### Records for processing
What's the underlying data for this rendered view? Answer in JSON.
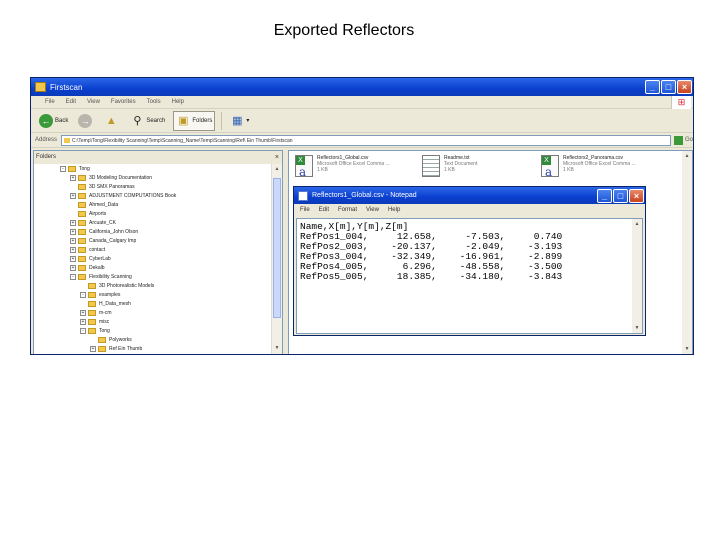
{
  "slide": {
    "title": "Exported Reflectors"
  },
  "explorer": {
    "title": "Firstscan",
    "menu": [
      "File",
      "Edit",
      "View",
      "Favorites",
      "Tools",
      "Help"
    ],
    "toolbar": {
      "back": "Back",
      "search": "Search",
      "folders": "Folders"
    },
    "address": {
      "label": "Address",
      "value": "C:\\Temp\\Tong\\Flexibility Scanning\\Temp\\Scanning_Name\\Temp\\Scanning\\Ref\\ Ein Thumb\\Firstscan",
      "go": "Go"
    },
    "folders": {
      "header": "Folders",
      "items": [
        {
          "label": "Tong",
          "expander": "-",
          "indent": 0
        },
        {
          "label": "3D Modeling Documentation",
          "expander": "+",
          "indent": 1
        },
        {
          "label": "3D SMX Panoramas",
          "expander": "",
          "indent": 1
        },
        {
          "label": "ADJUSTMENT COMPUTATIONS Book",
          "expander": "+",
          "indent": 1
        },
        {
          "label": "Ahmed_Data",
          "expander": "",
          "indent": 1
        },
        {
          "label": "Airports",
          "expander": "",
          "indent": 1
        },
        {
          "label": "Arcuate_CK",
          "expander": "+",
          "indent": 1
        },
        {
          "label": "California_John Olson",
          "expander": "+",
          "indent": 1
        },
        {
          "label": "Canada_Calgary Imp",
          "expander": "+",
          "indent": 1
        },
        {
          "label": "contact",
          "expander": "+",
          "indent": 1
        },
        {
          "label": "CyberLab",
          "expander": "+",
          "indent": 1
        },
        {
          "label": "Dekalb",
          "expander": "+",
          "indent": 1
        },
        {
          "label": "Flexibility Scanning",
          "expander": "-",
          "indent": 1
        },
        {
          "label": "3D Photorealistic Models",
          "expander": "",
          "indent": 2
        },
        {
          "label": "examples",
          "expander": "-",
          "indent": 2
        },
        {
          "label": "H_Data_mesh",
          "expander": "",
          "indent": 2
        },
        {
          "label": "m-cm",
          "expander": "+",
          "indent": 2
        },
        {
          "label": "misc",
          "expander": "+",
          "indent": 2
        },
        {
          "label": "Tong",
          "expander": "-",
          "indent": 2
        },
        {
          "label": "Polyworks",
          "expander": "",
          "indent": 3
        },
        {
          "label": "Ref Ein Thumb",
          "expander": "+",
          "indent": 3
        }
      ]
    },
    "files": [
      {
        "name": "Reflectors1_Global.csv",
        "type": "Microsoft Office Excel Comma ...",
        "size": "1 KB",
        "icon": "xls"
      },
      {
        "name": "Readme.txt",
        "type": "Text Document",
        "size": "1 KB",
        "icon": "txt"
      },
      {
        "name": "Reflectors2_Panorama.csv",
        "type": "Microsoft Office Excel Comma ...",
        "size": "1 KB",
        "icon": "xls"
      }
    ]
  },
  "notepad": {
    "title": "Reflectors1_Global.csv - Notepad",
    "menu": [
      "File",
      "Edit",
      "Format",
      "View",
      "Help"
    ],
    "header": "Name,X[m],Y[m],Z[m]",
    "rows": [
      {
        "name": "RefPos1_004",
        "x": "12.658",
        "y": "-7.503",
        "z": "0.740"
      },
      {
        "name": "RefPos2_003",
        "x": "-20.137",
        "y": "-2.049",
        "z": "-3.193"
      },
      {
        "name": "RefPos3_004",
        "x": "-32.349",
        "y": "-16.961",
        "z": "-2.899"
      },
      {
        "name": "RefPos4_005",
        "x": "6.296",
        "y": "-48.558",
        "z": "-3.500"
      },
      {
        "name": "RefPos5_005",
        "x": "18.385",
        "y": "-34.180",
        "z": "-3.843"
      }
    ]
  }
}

### Short problem
Transcribe all the records above word for word, without their images.

### Answer below
What's the underlying data for this rendered view? Answer in JSON.
{
  "slide": {
    "title": "Exported Reflectors"
  },
  "explorer": {
    "title": "Firstscan",
    "menu": [
      "File",
      "Edit",
      "View",
      "Favorites",
      "Tools",
      "Help"
    ],
    "toolbar": {
      "back": "Back",
      "search": "Search",
      "folders": "Folders"
    },
    "address": {
      "label": "Address",
      "value": "C:\\Temp\\Tong\\Flexibility Scanning\\Temp\\Scanning_Name\\Temp\\Scanning\\Ref\\ Ein Thumb\\Firstscan",
      "go": "Go"
    },
    "folders": {
      "header": "Folders",
      "items": [
        {
          "label": "Tong",
          "expander": "-",
          "indent": 0
        },
        {
          "label": "3D Modeling Documentation",
          "expander": "+",
          "indent": 1
        },
        {
          "label": "3D SMX Panoramas",
          "expander": "",
          "indent": 1
        },
        {
          "label": "ADJUSTMENT COMPUTATIONS Book",
          "expander": "+",
          "indent": 1
        },
        {
          "label": "Ahmed_Data",
          "expander": "",
          "indent": 1
        },
        {
          "label": "Airports",
          "expander": "",
          "indent": 1
        },
        {
          "label": "Arcuate_CK",
          "expander": "+",
          "indent": 1
        },
        {
          "label": "California_John Olson",
          "expander": "+",
          "indent": 1
        },
        {
          "label": "Canada_Calgary Imp",
          "expander": "+",
          "indent": 1
        },
        {
          "label": "contact",
          "expander": "+",
          "indent": 1
        },
        {
          "label": "CyberLab",
          "expander": "+",
          "indent": 1
        },
        {
          "label": "Dekalb",
          "expander": "+",
          "indent": 1
        },
        {
          "label": "Flexibility Scanning",
          "expander": "-",
          "indent": 1
        },
        {
          "label": "3D Photorealistic Models",
          "expander": "",
          "indent": 2
        },
        {
          "label": "examples",
          "expander": "-",
          "indent": 2
        },
        {
          "label": "H_Data_mesh",
          "expander": "",
          "indent": 2
        },
        {
          "label": "m-cm",
          "expander": "+",
          "indent": 2
        },
        {
          "label": "misc",
          "expander": "+",
          "indent": 2
        },
        {
          "label": "Tong",
          "expander": "-",
          "indent": 2
        },
        {
          "label": "Polyworks",
          "expander": "",
          "indent": 3
        },
        {
          "label": "Ref Ein Thumb",
          "expander": "+",
          "indent": 3
        }
      ]
    },
    "files": [
      {
        "name": "Reflectors1_Global.csv",
        "type": "Microsoft Office Excel Comma ...",
        "size": "1 KB",
        "icon": "xls"
      },
      {
        "name": "Readme.txt",
        "type": "Text Document",
        "size": "1 KB",
        "icon": "txt"
      },
      {
        "name": "Reflectors2_Panorama.csv",
        "type": "Microsoft Office Excel Comma ...",
        "size": "1 KB",
        "icon": "xls"
      }
    ]
  },
  "notepad": {
    "title": "Reflectors1_Global.csv - Notepad",
    "menu": [
      "File",
      "Edit",
      "Format",
      "View",
      "Help"
    ],
    "header": "Name,X[m],Y[m],Z[m]",
    "rows": [
      {
        "name": "RefPos1_004",
        "x": "12.658",
        "y": "-7.503",
        "z": "0.740"
      },
      {
        "name": "RefPos2_003",
        "x": "-20.137",
        "y": "-2.049",
        "z": "-3.193"
      },
      {
        "name": "RefPos3_004",
        "x": "-32.349",
        "y": "-16.961",
        "z": "-2.899"
      },
      {
        "name": "RefPos4_005",
        "x": "6.296",
        "y": "-48.558",
        "z": "-3.500"
      },
      {
        "name": "RefPos5_005",
        "x": "18.385",
        "y": "-34.180",
        "z": "-3.843"
      }
    ]
  }
}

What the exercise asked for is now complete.